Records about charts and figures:
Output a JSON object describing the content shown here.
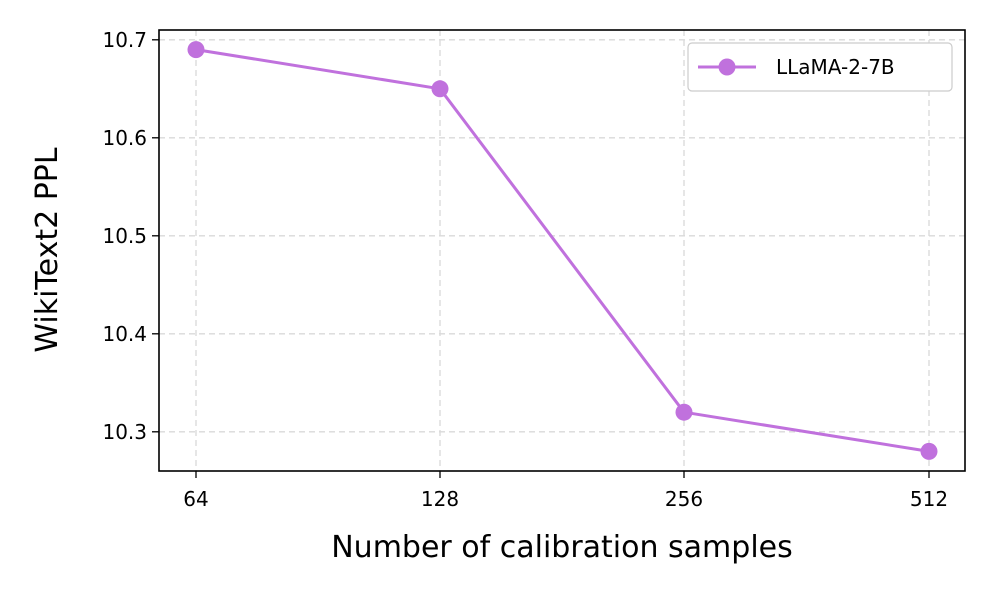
{
  "chart_data": {
    "type": "line",
    "categories": [
      "64",
      "128",
      "256",
      "512"
    ],
    "series": [
      {
        "name": "LLaMA-2-7B",
        "values": [
          10.69,
          10.65,
          10.32,
          10.28
        ],
        "color": "#c071dd"
      }
    ],
    "xlabel": "Number of calibration samples",
    "ylabel": "WikiText2 PPL",
    "ylim": [
      10.26,
      10.71
    ],
    "yticks": [
      "10.3",
      "10.4",
      "10.5",
      "10.6",
      "10.7"
    ],
    "grid": true,
    "legend_position": "top-right"
  }
}
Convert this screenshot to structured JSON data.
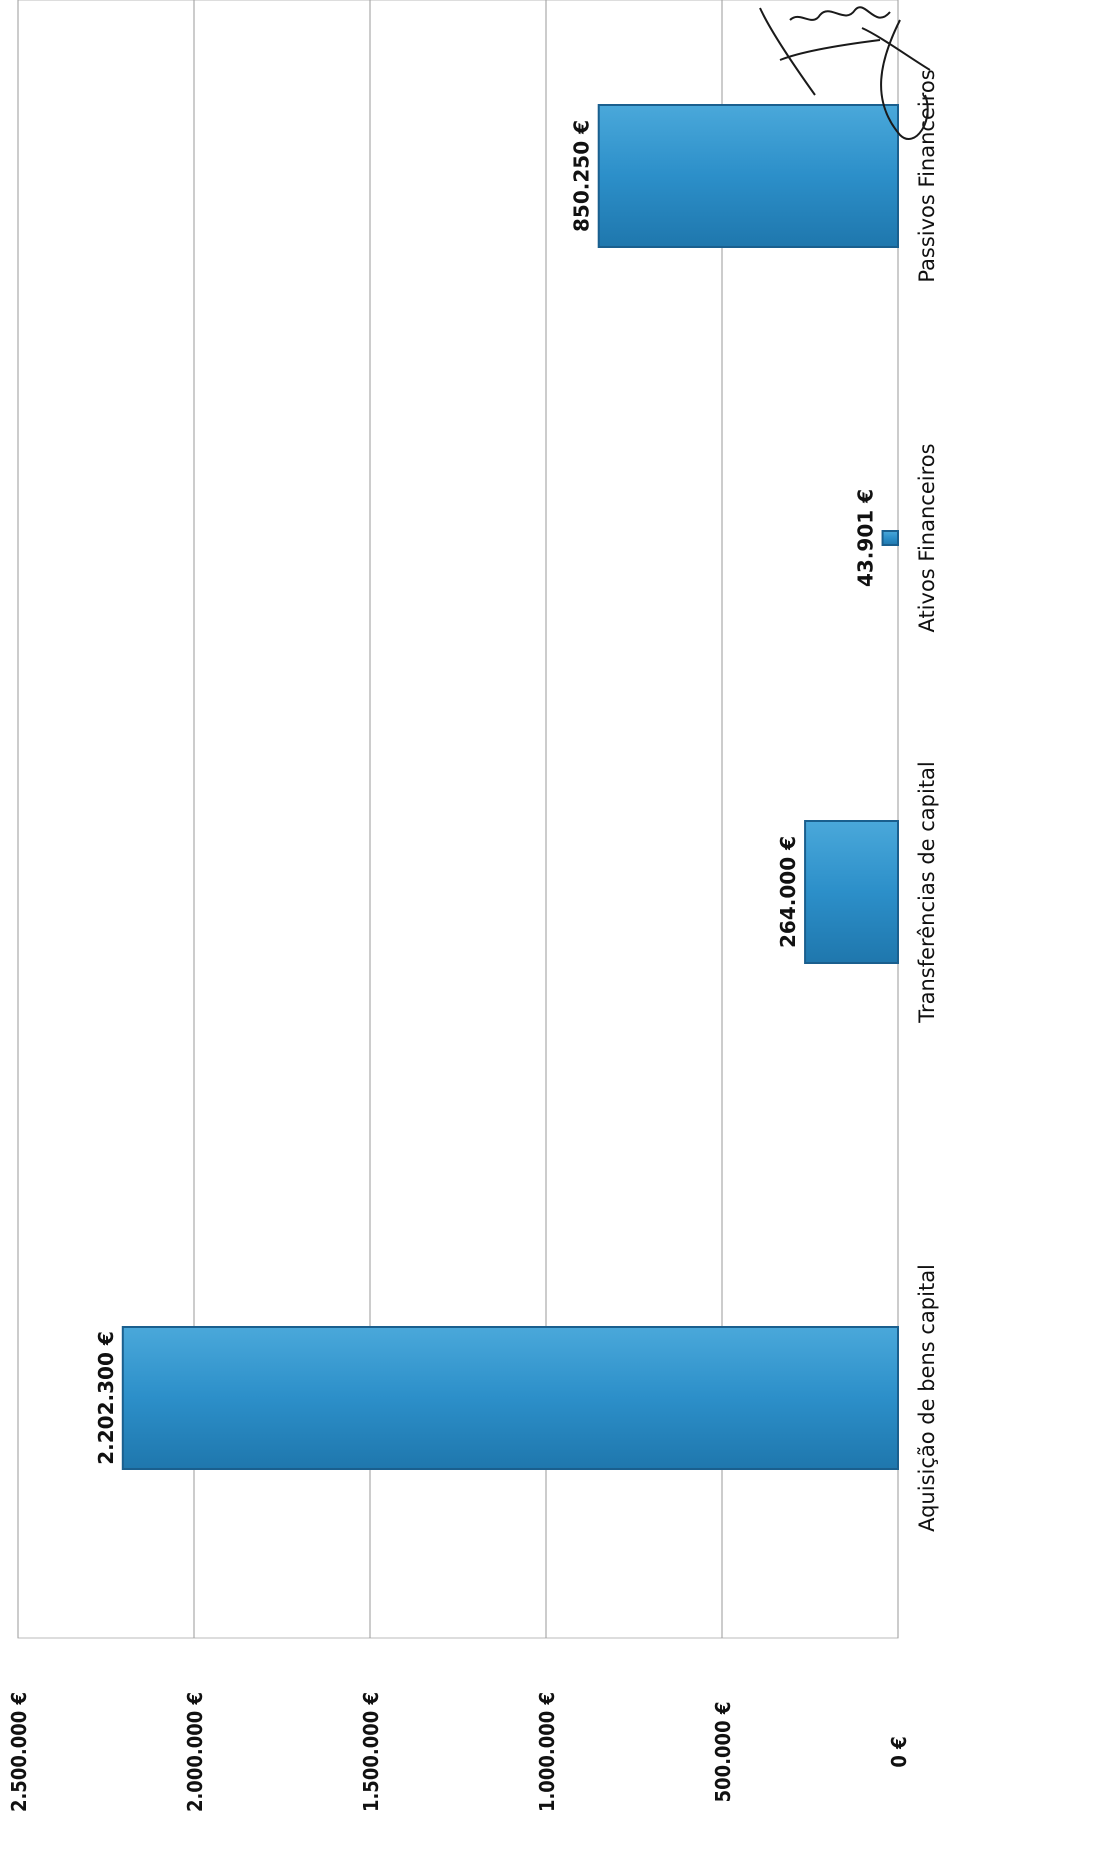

### [Exercise]
Output all of the records exactly as they appear above, but not the pictures.

### [Final result]
Output a JSON object describing the content shown here.
{
  "chart_data": {
    "type": "line",
    "categories": [
      "64",
      "128",
      "256",
      "512"
    ],
    "series": [
      {
        "name": "LLaMA-2-7B",
        "values": [
          10.69,
          10.65,
          10.32,
          10.28
        ],
        "color": "#c071dd"
      }
    ],
    "xlabel": "Number of calibration samples",
    "ylabel": "WikiText2 PPL",
    "ylim": [
      10.26,
      10.71
    ],
    "yticks": [
      "10.3",
      "10.4",
      "10.5",
      "10.6",
      "10.7"
    ],
    "grid": true,
    "legend_position": "top-right"
  }
}
Convert this screenshot to structured JSON data.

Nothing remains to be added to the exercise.